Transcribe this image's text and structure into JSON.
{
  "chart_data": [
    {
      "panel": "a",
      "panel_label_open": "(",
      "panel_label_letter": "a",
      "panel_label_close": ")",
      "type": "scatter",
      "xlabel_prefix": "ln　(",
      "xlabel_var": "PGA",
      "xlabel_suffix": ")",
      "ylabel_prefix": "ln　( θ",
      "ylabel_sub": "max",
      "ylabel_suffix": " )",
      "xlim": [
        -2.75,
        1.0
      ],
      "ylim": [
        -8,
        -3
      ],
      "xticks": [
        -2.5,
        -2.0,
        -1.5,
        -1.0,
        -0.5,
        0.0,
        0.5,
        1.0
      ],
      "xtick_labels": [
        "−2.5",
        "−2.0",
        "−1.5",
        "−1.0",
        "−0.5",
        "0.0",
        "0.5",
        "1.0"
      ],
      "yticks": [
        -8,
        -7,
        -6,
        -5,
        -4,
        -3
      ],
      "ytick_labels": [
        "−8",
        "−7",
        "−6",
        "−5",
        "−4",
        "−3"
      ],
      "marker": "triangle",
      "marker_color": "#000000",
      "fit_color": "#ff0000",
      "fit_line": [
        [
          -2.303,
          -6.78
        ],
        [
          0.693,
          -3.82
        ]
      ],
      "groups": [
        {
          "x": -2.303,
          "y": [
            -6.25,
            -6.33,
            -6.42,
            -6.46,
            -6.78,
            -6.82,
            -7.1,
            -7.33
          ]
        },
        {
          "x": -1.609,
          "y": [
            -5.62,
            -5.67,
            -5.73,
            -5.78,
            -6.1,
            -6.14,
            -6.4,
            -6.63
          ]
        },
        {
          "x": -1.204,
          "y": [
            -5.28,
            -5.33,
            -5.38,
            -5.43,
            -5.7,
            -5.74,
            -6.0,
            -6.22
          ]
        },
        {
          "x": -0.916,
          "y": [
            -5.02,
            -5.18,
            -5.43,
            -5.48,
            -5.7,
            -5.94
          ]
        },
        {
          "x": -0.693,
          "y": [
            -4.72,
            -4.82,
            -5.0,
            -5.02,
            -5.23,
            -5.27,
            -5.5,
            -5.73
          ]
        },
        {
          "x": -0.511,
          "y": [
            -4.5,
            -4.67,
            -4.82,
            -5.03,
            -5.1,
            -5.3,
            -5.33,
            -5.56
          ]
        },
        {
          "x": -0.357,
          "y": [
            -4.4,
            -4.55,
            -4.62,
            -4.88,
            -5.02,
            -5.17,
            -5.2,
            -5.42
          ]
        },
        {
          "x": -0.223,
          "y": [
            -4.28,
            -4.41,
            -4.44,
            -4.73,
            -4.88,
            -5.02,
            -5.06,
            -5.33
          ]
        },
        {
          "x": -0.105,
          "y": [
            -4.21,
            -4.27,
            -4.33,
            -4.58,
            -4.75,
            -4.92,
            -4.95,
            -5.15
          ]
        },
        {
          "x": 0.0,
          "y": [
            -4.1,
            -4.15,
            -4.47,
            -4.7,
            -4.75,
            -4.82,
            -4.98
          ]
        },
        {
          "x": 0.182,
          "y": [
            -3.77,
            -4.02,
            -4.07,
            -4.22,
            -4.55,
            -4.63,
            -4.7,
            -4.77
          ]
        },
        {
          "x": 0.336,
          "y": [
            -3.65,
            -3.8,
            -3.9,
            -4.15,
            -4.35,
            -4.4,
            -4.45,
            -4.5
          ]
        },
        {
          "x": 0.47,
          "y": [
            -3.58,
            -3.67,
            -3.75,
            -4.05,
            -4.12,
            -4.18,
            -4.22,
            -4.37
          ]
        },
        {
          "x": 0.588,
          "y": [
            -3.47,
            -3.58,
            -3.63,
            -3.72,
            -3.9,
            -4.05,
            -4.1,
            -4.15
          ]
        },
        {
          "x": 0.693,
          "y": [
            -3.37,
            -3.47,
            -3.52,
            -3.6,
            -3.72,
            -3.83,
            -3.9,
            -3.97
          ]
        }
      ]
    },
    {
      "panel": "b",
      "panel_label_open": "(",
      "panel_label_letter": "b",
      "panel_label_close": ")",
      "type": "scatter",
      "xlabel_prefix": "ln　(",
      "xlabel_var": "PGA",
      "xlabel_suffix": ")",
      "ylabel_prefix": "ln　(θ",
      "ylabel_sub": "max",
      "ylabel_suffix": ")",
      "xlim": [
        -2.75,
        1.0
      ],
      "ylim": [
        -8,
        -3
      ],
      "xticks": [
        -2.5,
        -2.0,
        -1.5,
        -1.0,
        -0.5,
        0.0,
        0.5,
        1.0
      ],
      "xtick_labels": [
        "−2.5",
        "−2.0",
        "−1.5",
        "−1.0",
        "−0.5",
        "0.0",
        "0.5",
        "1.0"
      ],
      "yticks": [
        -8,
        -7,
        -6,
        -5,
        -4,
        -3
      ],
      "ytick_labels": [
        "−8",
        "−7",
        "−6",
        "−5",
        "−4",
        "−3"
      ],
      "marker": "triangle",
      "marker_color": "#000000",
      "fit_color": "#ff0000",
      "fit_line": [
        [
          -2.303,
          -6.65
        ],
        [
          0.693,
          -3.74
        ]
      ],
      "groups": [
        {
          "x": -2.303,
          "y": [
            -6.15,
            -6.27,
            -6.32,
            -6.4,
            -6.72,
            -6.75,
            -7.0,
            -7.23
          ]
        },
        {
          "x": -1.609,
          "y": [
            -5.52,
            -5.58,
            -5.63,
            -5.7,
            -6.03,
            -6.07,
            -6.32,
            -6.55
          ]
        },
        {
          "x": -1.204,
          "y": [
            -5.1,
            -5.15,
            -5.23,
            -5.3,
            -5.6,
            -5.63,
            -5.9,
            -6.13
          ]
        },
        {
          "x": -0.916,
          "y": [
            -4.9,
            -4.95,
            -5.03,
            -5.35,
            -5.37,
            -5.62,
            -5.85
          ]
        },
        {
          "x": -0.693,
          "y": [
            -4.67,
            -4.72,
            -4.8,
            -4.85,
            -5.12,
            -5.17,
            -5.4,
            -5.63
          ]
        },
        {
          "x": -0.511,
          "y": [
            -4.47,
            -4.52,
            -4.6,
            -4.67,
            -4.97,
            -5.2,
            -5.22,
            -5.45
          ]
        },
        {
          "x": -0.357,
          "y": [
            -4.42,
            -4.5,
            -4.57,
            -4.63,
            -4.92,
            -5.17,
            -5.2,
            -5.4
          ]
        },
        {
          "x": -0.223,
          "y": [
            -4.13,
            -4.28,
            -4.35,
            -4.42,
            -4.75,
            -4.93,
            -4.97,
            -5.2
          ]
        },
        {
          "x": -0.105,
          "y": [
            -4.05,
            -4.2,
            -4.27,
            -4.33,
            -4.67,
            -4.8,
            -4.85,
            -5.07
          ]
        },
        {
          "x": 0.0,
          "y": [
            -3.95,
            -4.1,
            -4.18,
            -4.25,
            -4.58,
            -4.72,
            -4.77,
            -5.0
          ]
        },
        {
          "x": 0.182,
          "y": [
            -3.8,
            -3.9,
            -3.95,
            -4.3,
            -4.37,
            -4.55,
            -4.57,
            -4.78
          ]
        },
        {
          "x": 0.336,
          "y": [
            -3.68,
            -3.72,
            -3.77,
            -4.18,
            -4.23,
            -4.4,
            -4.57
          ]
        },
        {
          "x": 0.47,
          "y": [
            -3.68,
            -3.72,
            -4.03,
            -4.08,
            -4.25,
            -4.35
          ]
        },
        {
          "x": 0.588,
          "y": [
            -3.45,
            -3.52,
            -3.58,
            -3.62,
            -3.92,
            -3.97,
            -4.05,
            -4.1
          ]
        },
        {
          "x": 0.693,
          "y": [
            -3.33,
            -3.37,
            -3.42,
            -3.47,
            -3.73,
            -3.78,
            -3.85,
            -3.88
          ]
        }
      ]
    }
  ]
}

> **Objective**: Each line of the material should be echoed exactly.

> **Result of the exercise**:
Transcribe this image's text and structure into JSON.
{
  "chart_data": [
    {
      "panel": "a",
      "panel_label_open": "(",
      "panel_label_letter": "a",
      "panel_label_close": ")",
      "type": "scatter",
      "xlabel_prefix": "ln　(",
      "xlabel_var": "PGA",
      "xlabel_suffix": ")",
      "ylabel_prefix": "ln　( θ",
      "ylabel_sub": "max",
      "ylabel_suffix": " )",
      "xlim": [
        -2.75,
        1.0
      ],
      "ylim": [
        -8,
        -3
      ],
      "xticks": [
        -2.5,
        -2.0,
        -1.5,
        -1.0,
        -0.5,
        0.0,
        0.5,
        1.0
      ],
      "xtick_labels": [
        "−2.5",
        "−2.0",
        "−1.5",
        "−1.0",
        "−0.5",
        "0.0",
        "0.5",
        "1.0"
      ],
      "yticks": [
        -8,
        -7,
        -6,
        -5,
        -4,
        -3
      ],
      "ytick_labels": [
        "−8",
        "−7",
        "−6",
        "−5",
        "−4",
        "−3"
      ],
      "marker": "triangle",
      "marker_color": "#000000",
      "fit_color": "#ff0000",
      "fit_line": [
        [
          -2.303,
          -6.78
        ],
        [
          0.693,
          -3.82
        ]
      ],
      "groups": [
        {
          "x": -2.303,
          "y": [
            -6.25,
            -6.33,
            -6.42,
            -6.46,
            -6.78,
            -6.82,
            -7.1,
            -7.33
          ]
        },
        {
          "x": -1.609,
          "y": [
            -5.62,
            -5.67,
            -5.73,
            -5.78,
            -6.1,
            -6.14,
            -6.4,
            -6.63
          ]
        },
        {
          "x": -1.204,
          "y": [
            -5.28,
            -5.33,
            -5.38,
            -5.43,
            -5.7,
            -5.74,
            -6.0,
            -6.22
          ]
        },
        {
          "x": -0.916,
          "y": [
            -5.02,
            -5.18,
            -5.43,
            -5.48,
            -5.7,
            -5.94
          ]
        },
        {
          "x": -0.693,
          "y": [
            -4.72,
            -4.82,
            -5.0,
            -5.02,
            -5.23,
            -5.27,
            -5.5,
            -5.73
          ]
        },
        {
          "x": -0.511,
          "y": [
            -4.5,
            -4.67,
            -4.82,
            -5.03,
            -5.1,
            -5.3,
            -5.33,
            -5.56
          ]
        },
        {
          "x": -0.357,
          "y": [
            -4.4,
            -4.55,
            -4.62,
            -4.88,
            -5.02,
            -5.17,
            -5.2,
            -5.42
          ]
        },
        {
          "x": -0.223,
          "y": [
            -4.28,
            -4.41,
            -4.44,
            -4.73,
            -4.88,
            -5.02,
            -5.06,
            -5.33
          ]
        },
        {
          "x": -0.105,
          "y": [
            -4.21,
            -4.27,
            -4.33,
            -4.58,
            -4.75,
            -4.92,
            -4.95,
            -5.15
          ]
        },
        {
          "x": 0.0,
          "y": [
            -4.1,
            -4.15,
            -4.47,
            -4.7,
            -4.75,
            -4.82,
            -4.98
          ]
        },
        {
          "x": 0.182,
          "y": [
            -3.77,
            -4.02,
            -4.07,
            -4.22,
            -4.55,
            -4.63,
            -4.7,
            -4.77
          ]
        },
        {
          "x": 0.336,
          "y": [
            -3.65,
            -3.8,
            -3.9,
            -4.15,
            -4.35,
            -4.4,
            -4.45,
            -4.5
          ]
        },
        {
          "x": 0.47,
          "y": [
            -3.58,
            -3.67,
            -3.75,
            -4.05,
            -4.12,
            -4.18,
            -4.22,
            -4.37
          ]
        },
        {
          "x": 0.588,
          "y": [
            -3.47,
            -3.58,
            -3.63,
            -3.72,
            -3.9,
            -4.05,
            -4.1,
            -4.15
          ]
        },
        {
          "x": 0.693,
          "y": [
            -3.37,
            -3.47,
            -3.52,
            -3.6,
            -3.72,
            -3.83,
            -3.9,
            -3.97
          ]
        }
      ]
    },
    {
      "panel": "b",
      "panel_label_open": "(",
      "panel_label_letter": "b",
      "panel_label_close": ")",
      "type": "scatter",
      "xlabel_prefix": "ln　(",
      "xlabel_var": "PGA",
      "xlabel_suffix": ")",
      "ylabel_prefix": "ln　(θ",
      "ylabel_sub": "max",
      "ylabel_suffix": ")",
      "xlim": [
        -2.75,
        1.0
      ],
      "ylim": [
        -8,
        -3
      ],
      "xticks": [
        -2.5,
        -2.0,
        -1.5,
        -1.0,
        -0.5,
        0.0,
        0.5,
        1.0
      ],
      "xtick_labels": [
        "−2.5",
        "−2.0",
        "−1.5",
        "−1.0",
        "−0.5",
        "0.0",
        "0.5",
        "1.0"
      ],
      "yticks": [
        -8,
        -7,
        -6,
        -5,
        -4,
        -3
      ],
      "ytick_labels": [
        "−8",
        "−7",
        "−6",
        "−5",
        "−4",
        "−3"
      ],
      "marker": "triangle",
      "marker_color": "#000000",
      "fit_color": "#ff0000",
      "fit_line": [
        [
          -2.303,
          -6.65
        ],
        [
          0.693,
          -3.74
        ]
      ],
      "groups": [
        {
          "x": -2.303,
          "y": [
            -6.15,
            -6.27,
            -6.32,
            -6.4,
            -6.72,
            -6.75,
            -7.0,
            -7.23
          ]
        },
        {
          "x": -1.609,
          "y": [
            -5.52,
            -5.58,
            -5.63,
            -5.7,
            -6.03,
            -6.07,
            -6.32,
            -6.55
          ]
        },
        {
          "x": -1.204,
          "y": [
            -5.1,
            -5.15,
            -5.23,
            -5.3,
            -5.6,
            -5.63,
            -5.9,
            -6.13
          ]
        },
        {
          "x": -0.916,
          "y": [
            -4.9,
            -4.95,
            -5.03,
            -5.35,
            -5.37,
            -5.62,
            -5.85
          ]
        },
        {
          "x": -0.693,
          "y": [
            -4.67,
            -4.72,
            -4.8,
            -4.85,
            -5.12,
            -5.17,
            -5.4,
            -5.63
          ]
        },
        {
          "x": -0.511,
          "y": [
            -4.47,
            -4.52,
            -4.6,
            -4.67,
            -4.97,
            -5.2,
            -5.22,
            -5.45
          ]
        },
        {
          "x": -0.357,
          "y": [
            -4.42,
            -4.5,
            -4.57,
            -4.63,
            -4.92,
            -5.17,
            -5.2,
            -5.4
          ]
        },
        {
          "x": -0.223,
          "y": [
            -4.13,
            -4.28,
            -4.35,
            -4.42,
            -4.75,
            -4.93,
            -4.97,
            -5.2
          ]
        },
        {
          "x": -0.105,
          "y": [
            -4.05,
            -4.2,
            -4.27,
            -4.33,
            -4.67,
            -4.8,
            -4.85,
            -5.07
          ]
        },
        {
          "x": 0.0,
          "y": [
            -3.95,
            -4.1,
            -4.18,
            -4.25,
            -4.58,
            -4.72,
            -4.77,
            -5.0
          ]
        },
        {
          "x": 0.182,
          "y": [
            -3.8,
            -3.9,
            -3.95,
            -4.3,
            -4.37,
            -4.55,
            -4.57,
            -4.78
          ]
        },
        {
          "x": 0.336,
          "y": [
            -3.68,
            -3.72,
            -3.77,
            -4.18,
            -4.23,
            -4.4,
            -4.57
          ]
        },
        {
          "x": 0.47,
          "y": [
            -3.68,
            -3.72,
            -4.03,
            -4.08,
            -4.25,
            -4.35
          ]
        },
        {
          "x": 0.588,
          "y": [
            -3.45,
            -3.52,
            -3.58,
            -3.62,
            -3.92,
            -3.97,
            -4.05,
            -4.1
          ]
        },
        {
          "x": 0.693,
          "y": [
            -3.33,
            -3.37,
            -3.42,
            -3.47,
            -3.73,
            -3.78,
            -3.85,
            -3.88
          ]
        }
      ]
    }
  ]
}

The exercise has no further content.